● The problem
Convert every line of the material below into a Markdown table with the columns "No." and "Entry", numbering the rows in order and skipping blank lines. Leave the pictures out.

------------------------------------------------------------

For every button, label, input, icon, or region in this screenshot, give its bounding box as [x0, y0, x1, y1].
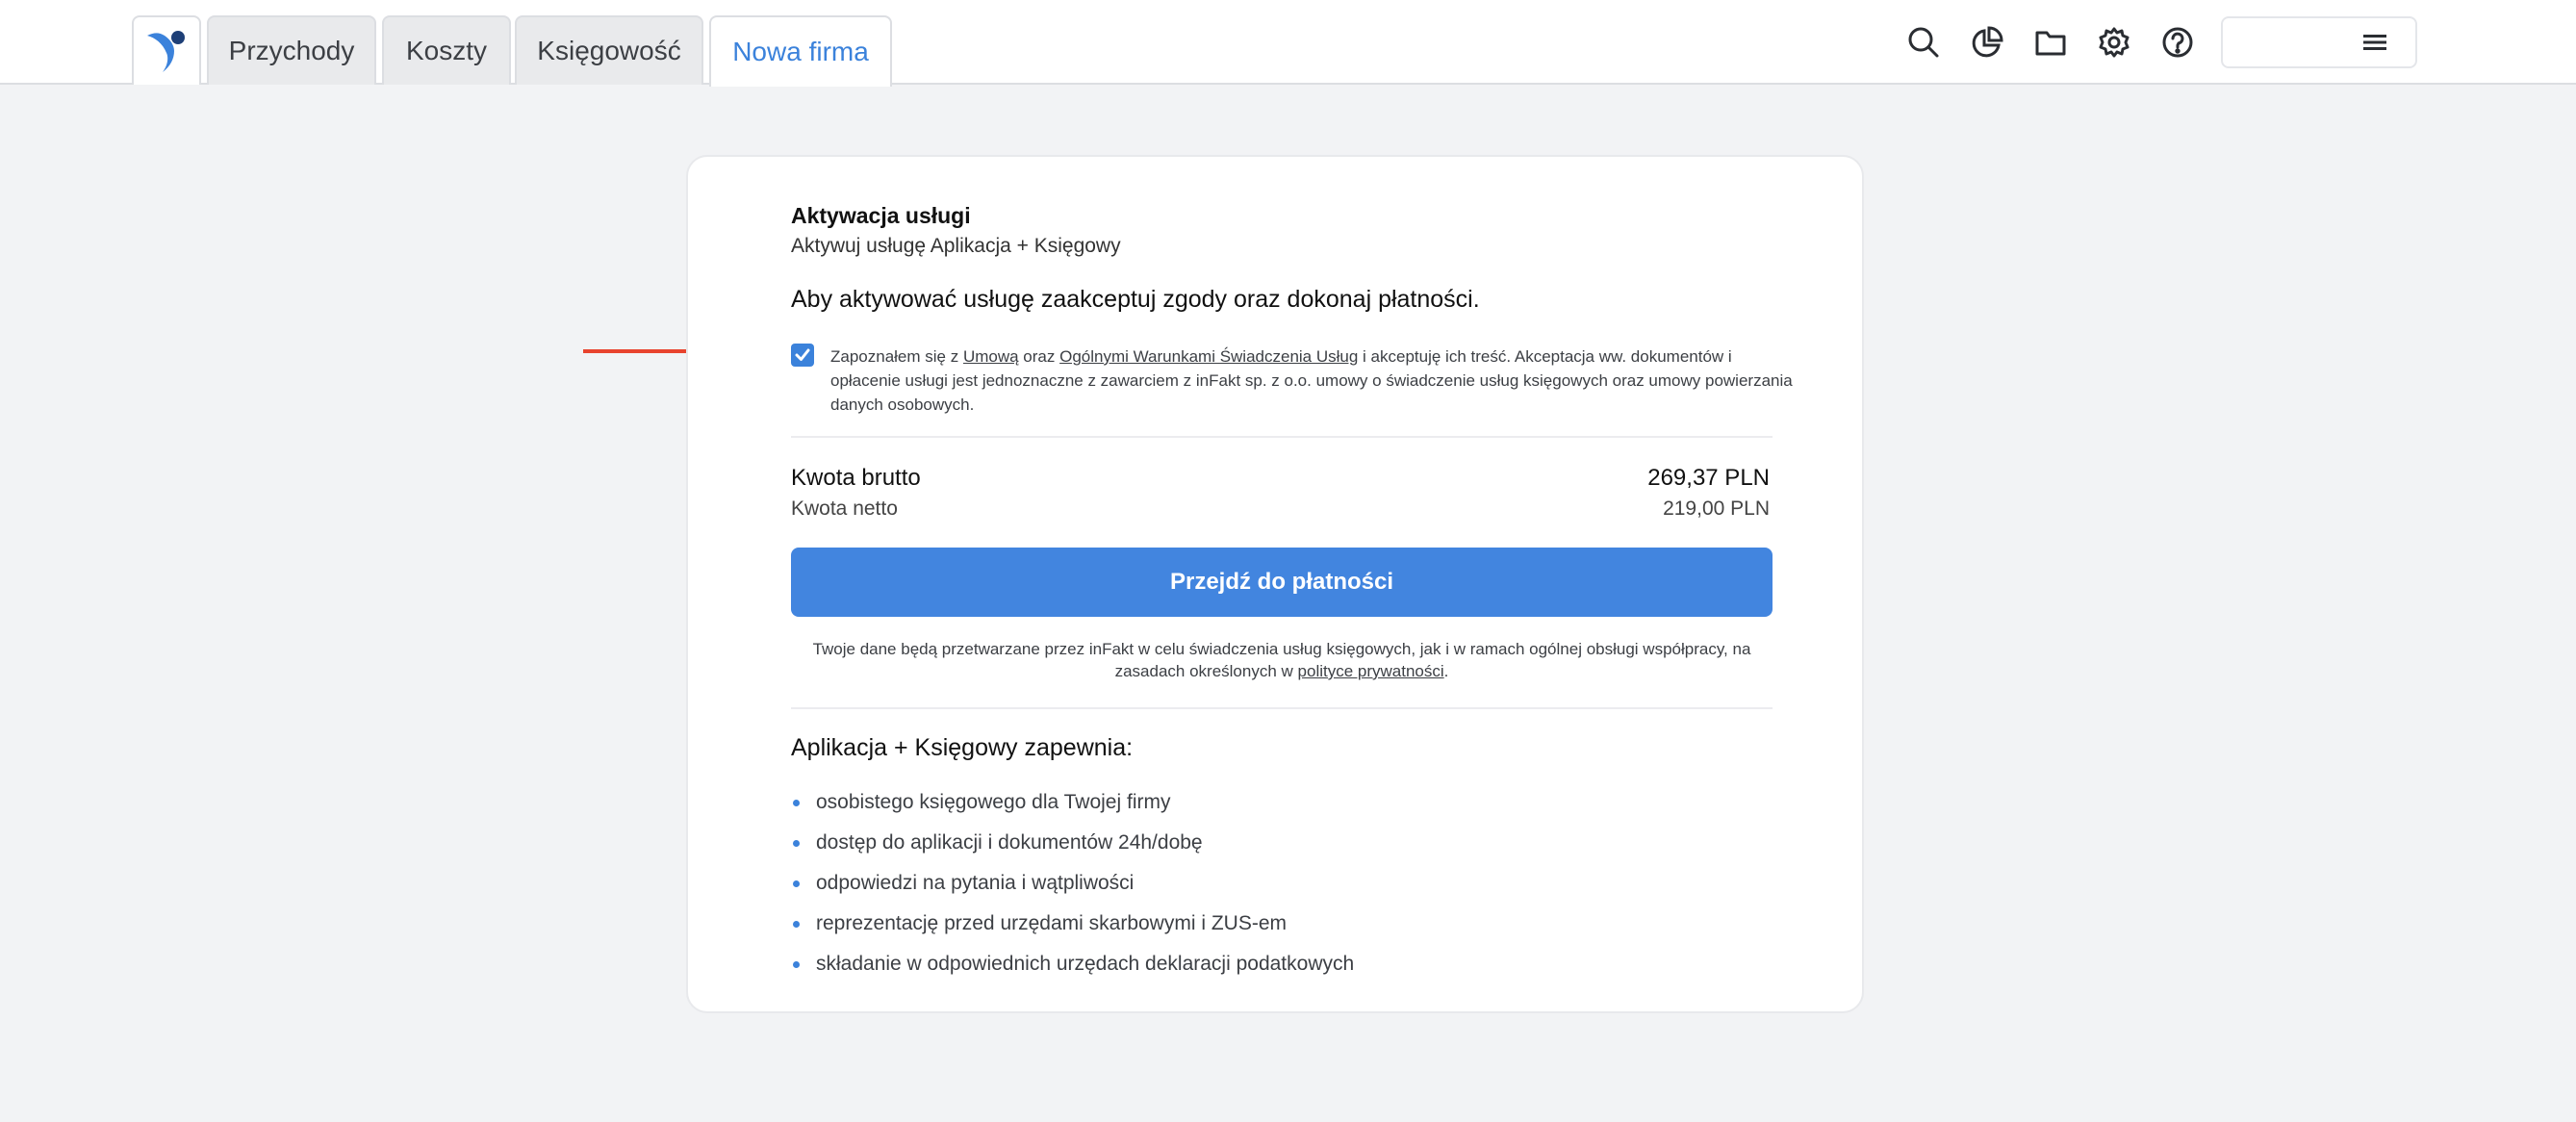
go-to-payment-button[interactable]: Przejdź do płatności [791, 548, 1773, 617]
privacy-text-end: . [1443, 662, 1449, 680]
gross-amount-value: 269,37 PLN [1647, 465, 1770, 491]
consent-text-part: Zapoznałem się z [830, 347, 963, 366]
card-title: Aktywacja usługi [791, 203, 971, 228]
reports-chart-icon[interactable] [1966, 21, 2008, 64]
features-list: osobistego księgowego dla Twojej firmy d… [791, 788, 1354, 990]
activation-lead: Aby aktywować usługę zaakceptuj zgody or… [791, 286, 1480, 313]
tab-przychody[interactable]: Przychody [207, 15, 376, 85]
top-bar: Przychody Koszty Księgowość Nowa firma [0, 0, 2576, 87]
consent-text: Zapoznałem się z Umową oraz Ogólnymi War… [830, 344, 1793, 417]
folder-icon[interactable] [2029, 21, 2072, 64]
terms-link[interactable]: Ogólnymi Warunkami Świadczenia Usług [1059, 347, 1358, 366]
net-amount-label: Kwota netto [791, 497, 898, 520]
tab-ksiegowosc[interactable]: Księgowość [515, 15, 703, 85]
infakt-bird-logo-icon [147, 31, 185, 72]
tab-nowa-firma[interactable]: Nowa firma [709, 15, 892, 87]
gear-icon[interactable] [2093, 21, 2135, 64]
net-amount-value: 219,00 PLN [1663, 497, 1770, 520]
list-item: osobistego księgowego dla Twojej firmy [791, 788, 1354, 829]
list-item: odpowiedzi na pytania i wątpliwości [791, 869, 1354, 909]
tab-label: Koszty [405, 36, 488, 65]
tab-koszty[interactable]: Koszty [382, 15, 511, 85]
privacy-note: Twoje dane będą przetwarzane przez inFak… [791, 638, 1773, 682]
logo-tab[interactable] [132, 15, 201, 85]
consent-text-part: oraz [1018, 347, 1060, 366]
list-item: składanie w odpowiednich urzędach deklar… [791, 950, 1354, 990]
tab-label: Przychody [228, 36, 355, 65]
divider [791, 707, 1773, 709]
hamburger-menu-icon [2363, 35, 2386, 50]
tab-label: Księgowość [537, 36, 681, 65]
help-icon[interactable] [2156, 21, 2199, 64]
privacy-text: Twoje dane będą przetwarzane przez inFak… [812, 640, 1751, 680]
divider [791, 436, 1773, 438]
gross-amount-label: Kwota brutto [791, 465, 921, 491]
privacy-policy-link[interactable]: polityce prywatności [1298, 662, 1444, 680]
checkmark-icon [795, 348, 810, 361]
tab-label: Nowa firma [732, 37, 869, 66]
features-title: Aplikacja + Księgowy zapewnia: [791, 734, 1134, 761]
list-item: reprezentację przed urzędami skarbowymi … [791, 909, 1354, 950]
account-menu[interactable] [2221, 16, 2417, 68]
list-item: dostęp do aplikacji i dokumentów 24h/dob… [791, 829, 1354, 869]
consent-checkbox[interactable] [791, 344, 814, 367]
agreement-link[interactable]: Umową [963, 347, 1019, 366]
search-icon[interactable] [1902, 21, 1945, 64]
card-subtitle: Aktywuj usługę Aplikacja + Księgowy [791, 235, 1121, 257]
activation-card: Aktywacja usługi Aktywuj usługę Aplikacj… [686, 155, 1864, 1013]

------------------------------------------------------------

● Solution for this task
| No. | Entry |
|---|---|
| 1 | For every button, label, input, icon, or region in this screenshot, give its bounding box as [x0, y0, x1, y1]. |
| 2 | go-to-payment-button[interactable]: Przejdź do płatności [791, 548, 1773, 617] |
| 3 | privacy-text-end: . [1443, 662, 1449, 680] |
| 4 | gross-amount-value: 269,37 PLN [1647, 465, 1770, 491] |
| 5 | consent-text-part: Zapoznałem się z [830, 347, 963, 366] |
| 6 | card-title: Aktywacja usługi [791, 203, 971, 228] |
| 7 | reports-chart-icon[interactable] [1966, 21, 2008, 64] |
| 8 | features-list: osobistego księgowego dla Twojej firmy d… [791, 788, 1354, 990] |
| 9 | activation-lead: Aby aktywować usługę zaakceptuj zgody or… [791, 286, 1480, 313] |
| 10 | tab-przychody[interactable]: Przychody [207, 15, 376, 85] |
| 11 | top-bar: Przychody Koszty Księgowość Nowa firma [0, 0, 2576, 87] |
| 12 | consent-text: Zapoznałem się z Umową oraz Ogólnymi War… [830, 344, 1793, 417] |
| 13 | folder-icon[interactable] [2029, 21, 2072, 64] |
| 14 | terms-link[interactable]: Ogólnymi Warunkami Świadczenia Usług [1059, 347, 1358, 366] |
| 15 | net-amount-label: Kwota netto [791, 497, 898, 520] |
| 16 | tab-ksiegowosc[interactable]: Księgowość [515, 15, 703, 85] |
| 17 | infakt-bird-logo-icon [147, 31, 185, 72] |
| 18 | tab-nowa-firma[interactable]: Nowa firma [709, 15, 892, 87] |
| 19 | gear-icon[interactable] [2093, 21, 2135, 64] |
| 20 | net-amount-value: 219,00 PLN [1663, 497, 1770, 520] |
| 21 | list-item: osobistego księgowego dla Twojej firmy [791, 788, 1354, 829] |
| 22 | list-item: odpowiedzi na pytania i wątpliwości [791, 869, 1354, 909] |
| 23 | tab-label: Koszty [405, 36, 488, 65] |
| 24 | tab-koszty[interactable]: Koszty [382, 15, 511, 85] |
| 25 | privacy-note: Twoje dane będą przetwarzane przez inFak… [791, 638, 1773, 682] |
| 26 | logo-tab[interactable] [132, 15, 201, 85] |
| 27 | consent-text-part: oraz [1018, 347, 1060, 366] |
| 28 | list-item: składanie w odpowiednich urzędach deklar… [791, 950, 1354, 990] |
| 29 | tab-label: Przychody [228, 36, 355, 65] |
| 30 | divider [791, 707, 1773, 709] |
| 31 | hamburger-menu-icon [2363, 35, 2386, 50] |
| 32 | tab-label: Księgowość [537, 36, 681, 65] |
| 33 | help-icon[interactable] [2156, 21, 2199, 64] |
| 34 | privacy-text: Twoje dane będą przetwarzane przez inFak… [812, 640, 1751, 680] |
| 35 | divider [791, 436, 1773, 438] |
| 36 | gross-amount-label: Kwota brutto [791, 465, 921, 491] |
| 37 | privacy-policy-link[interactable]: polityce prywatności [1298, 662, 1444, 680] |
| 38 | checkmark-icon [795, 348, 810, 361] |
| 39 | tab-label: Nowa firma [732, 37, 869, 66] |
| 40 | features-title: Aplikacja + Księgowy zapewnia: [791, 734, 1134, 761] |
| 41 | list-item: reprezentację przed urzędami skarbowymi … [791, 909, 1354, 950] |
| 42 | account-menu[interactable] [2221, 16, 2417, 68] |
| 43 | list-item: dostęp do aplikacji i dokumentów 24h/dob… [791, 829, 1354, 869] |
| 44 | consent-checkbox[interactable] [791, 344, 814, 367] |
| 45 | agreement-link[interactable]: Umową [963, 347, 1019, 366] |
| 46 | search-icon[interactable] [1902, 21, 1945, 64] |
| 47 | card-subtitle: Aktywuj usługę Aplikacja + Księgowy [791, 235, 1121, 257] |
| 48 | activation-card: Aktywacja usługi Aktywuj usługę Aplikacj… [686, 155, 1864, 1013] |